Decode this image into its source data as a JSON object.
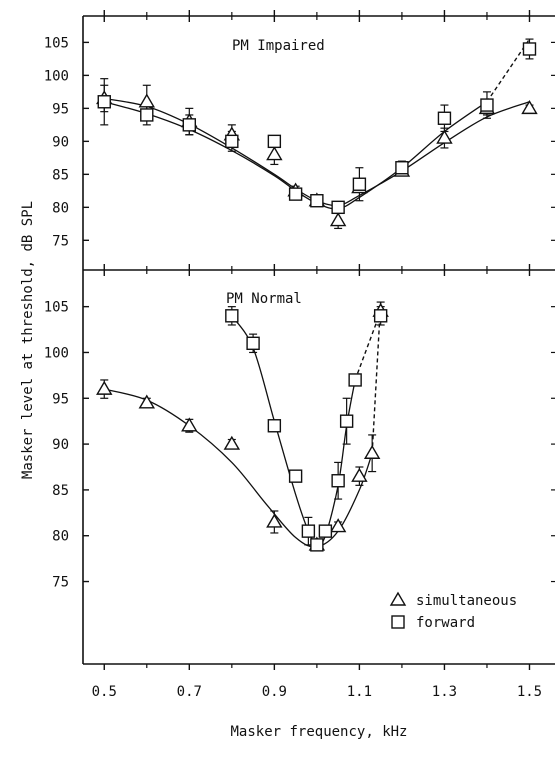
{
  "chart_data": {
    "type": "scatter",
    "xlabel": "Masker frequency, kHz",
    "ylabel": "Masker level at threshold, dB SPL",
    "x_ticks": [
      0.5,
      0.7,
      0.9,
      1.1,
      1.3,
      1.5
    ],
    "x_tick_labels": [
      "0.5",
      "0.7",
      "0.9",
      "1.1",
      "1.3",
      "1.5"
    ],
    "xlim": [
      0.45,
      1.56
    ],
    "y_ticks": [
      75,
      80,
      85,
      90,
      95,
      100,
      105
    ],
    "y_tick_labels": [
      "75",
      "80",
      "85",
      "90",
      "95",
      "100",
      "105"
    ],
    "legend": {
      "position": "bottom-right",
      "entries": [
        {
          "symbol": "triangle",
          "label": "simultaneous"
        },
        {
          "symbol": "square",
          "label": "forward"
        }
      ]
    },
    "panels": [
      {
        "title": "PM Impaired",
        "ylim": [
          70.5,
          109
        ],
        "series": [
          {
            "name": "simultaneous",
            "marker": "triangle",
            "points": [
              {
                "x": 0.5,
                "y": 96.5,
                "err": 2.0
              },
              {
                "x": 0.6,
                "y": 96.0,
                "err": 2.5
              },
              {
                "x": 0.7,
                "y": 93.0,
                "err": 2.0
              },
              {
                "x": 0.8,
                "y": 91.0,
                "err": 1.5
              },
              {
                "x": 0.9,
                "y": 88.0,
                "err": 1.5
              },
              {
                "x": 0.95,
                "y": 82.5,
                "err": 0.7
              },
              {
                "x": 1.0,
                "y": 81.0,
                "err": 0.5
              },
              {
                "x": 1.05,
                "y": 78.0,
                "err": 1.2
              },
              {
                "x": 1.1,
                "y": 83.0,
                "err": 0.7
              },
              {
                "x": 1.2,
                "y": 85.5,
                "err": 0.7
              },
              {
                "x": 1.3,
                "y": 90.5,
                "err": 1.5
              },
              {
                "x": 1.4,
                "y": 95.0,
                "err": 1.0
              },
              {
                "x": 1.5,
                "y": 95.0,
                "err": 0.5
              }
            ],
            "fit": [
              [
                0.5,
                96.5
              ],
              [
                0.6,
                95.3
              ],
              [
                0.7,
                92.6
              ],
              [
                0.8,
                89.0
              ],
              [
                0.9,
                85.0
              ],
              [
                0.95,
                82.8
              ],
              [
                1.0,
                81.0
              ],
              [
                1.05,
                80.3
              ],
              [
                1.1,
                81.8
              ],
              [
                1.2,
                85.5
              ],
              [
                1.3,
                89.8
              ],
              [
                1.4,
                93.7
              ],
              [
                1.5,
                96.0
              ]
            ]
          },
          {
            "name": "forward",
            "marker": "square",
            "points": [
              {
                "x": 0.5,
                "y": 96.0,
                "err": 3.5
              },
              {
                "x": 0.6,
                "y": 94.0,
                "err": 1.5
              },
              {
                "x": 0.7,
                "y": 92.5,
                "err": 1.5
              },
              {
                "x": 0.8,
                "y": 90.0,
                "err": 1.5
              },
              {
                "x": 0.9,
                "y": 90.0,
                "err": 0.5
              },
              {
                "x": 0.95,
                "y": 82.0,
                "err": 0.5
              },
              {
                "x": 1.0,
                "y": 81.0,
                "err": 0.5
              },
              {
                "x": 1.05,
                "y": 80.0,
                "err": 0.5
              },
              {
                "x": 1.1,
                "y": 83.5,
                "err": 2.5
              },
              {
                "x": 1.2,
                "y": 86.0,
                "err": 1.0
              },
              {
                "x": 1.3,
                "y": 93.5,
                "err": 2.0
              },
              {
                "x": 1.4,
                "y": 95.5,
                "err": 2.0
              },
              {
                "x": 1.5,
                "y": 104.0,
                "err": 1.5
              }
            ],
            "fit": [
              [
                0.5,
                96.0
              ],
              [
                0.6,
                94.2
              ],
              [
                0.7,
                91.8
              ],
              [
                0.8,
                88.6
              ],
              [
                0.9,
                84.8
              ],
              [
                0.95,
                82.5
              ],
              [
                1.0,
                80.6
              ],
              [
                1.05,
                79.8
              ],
              [
                1.1,
                81.5
              ],
              [
                1.2,
                86.0
              ],
              [
                1.3,
                91.5
              ],
              [
                1.4,
                96.0
              ]
            ],
            "dashed": [
              [
                1.4,
                96.0
              ],
              [
                1.5,
                105.5
              ]
            ]
          }
        ]
      },
      {
        "title": "PM Normal",
        "ylim": [
          66,
          109
        ],
        "series": [
          {
            "name": "simultaneous",
            "marker": "triangle",
            "points": [
              {
                "x": 0.5,
                "y": 96.0,
                "err": 1.0
              },
              {
                "x": 0.6,
                "y": 94.5,
                "err": 0.5
              },
              {
                "x": 0.7,
                "y": 92.0,
                "err": 0.7
              },
              {
                "x": 0.8,
                "y": 90.0,
                "err": 0.5
              },
              {
                "x": 0.9,
                "y": 81.5,
                "err": 1.2
              },
              {
                "x": 1.0,
                "y": 79.0,
                "err": 0.5
              },
              {
                "x": 1.05,
                "y": 81.0,
                "err": 0.5
              },
              {
                "x": 1.1,
                "y": 86.5,
                "err": 1.0
              },
              {
                "x": 1.13,
                "y": 89.0,
                "err": 2.0
              },
              {
                "x": 1.15,
                "y": 104.5,
                "err": 1.0
              }
            ],
            "fit": [
              [
                0.5,
                96.0
              ],
              [
                0.6,
                94.8
              ],
              [
                0.7,
                92.0
              ],
              [
                0.8,
                88.0
              ],
              [
                0.88,
                83.5
              ],
              [
                0.95,
                79.8
              ],
              [
                1.0,
                78.8
              ],
              [
                1.05,
                80.5
              ],
              [
                1.1,
                85.0
              ],
              [
                1.13,
                89.0
              ]
            ],
            "dashed": [
              [
                1.13,
                89.0
              ],
              [
                1.15,
                105.5
              ]
            ]
          },
          {
            "name": "forward",
            "marker": "square",
            "points": [
              {
                "x": 0.8,
                "y": 104.0,
                "err": 1.0
              },
              {
                "x": 0.85,
                "y": 101.0,
                "err": 1.0
              },
              {
                "x": 0.9,
                "y": 92.0,
                "err": 0.5
              },
              {
                "x": 0.95,
                "y": 86.5,
                "err": 0.5
              },
              {
                "x": 0.98,
                "y": 80.5,
                "err": 1.5
              },
              {
                "x": 1.0,
                "y": 79.0,
                "err": 0.5
              },
              {
                "x": 1.02,
                "y": 80.5,
                "err": 0.5
              },
              {
                "x": 1.05,
                "y": 86.0,
                "err": 2.0
              },
              {
                "x": 1.07,
                "y": 92.5,
                "err": 2.5
              },
              {
                "x": 1.09,
                "y": 97.0,
                "err": 0.5
              },
              {
                "x": 1.15,
                "y": 104.0,
                "err": 1.0
              }
            ],
            "fit": [
              [
                0.8,
                104.0
              ],
              [
                0.85,
                100.5
              ],
              [
                0.9,
                92.5
              ],
              [
                0.95,
                84.5
              ],
              [
                0.98,
                80.5
              ],
              [
                1.0,
                79.0
              ],
              [
                1.02,
                80.0
              ],
              [
                1.05,
                85.5
              ],
              [
                1.07,
                92.0
              ],
              [
                1.09,
                97.0
              ]
            ],
            "dashed": [
              [
                1.09,
                97.0
              ],
              [
                1.15,
                104.5
              ]
            ]
          }
        ]
      }
    ]
  }
}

» Exercise goal
Pull every line containing the word "Masker" out of the material and copy it.

» Result for this task
    "xlabel": "Masker frequency, kHz",
    "ylabel": "Masker level at threshold, dB SPL",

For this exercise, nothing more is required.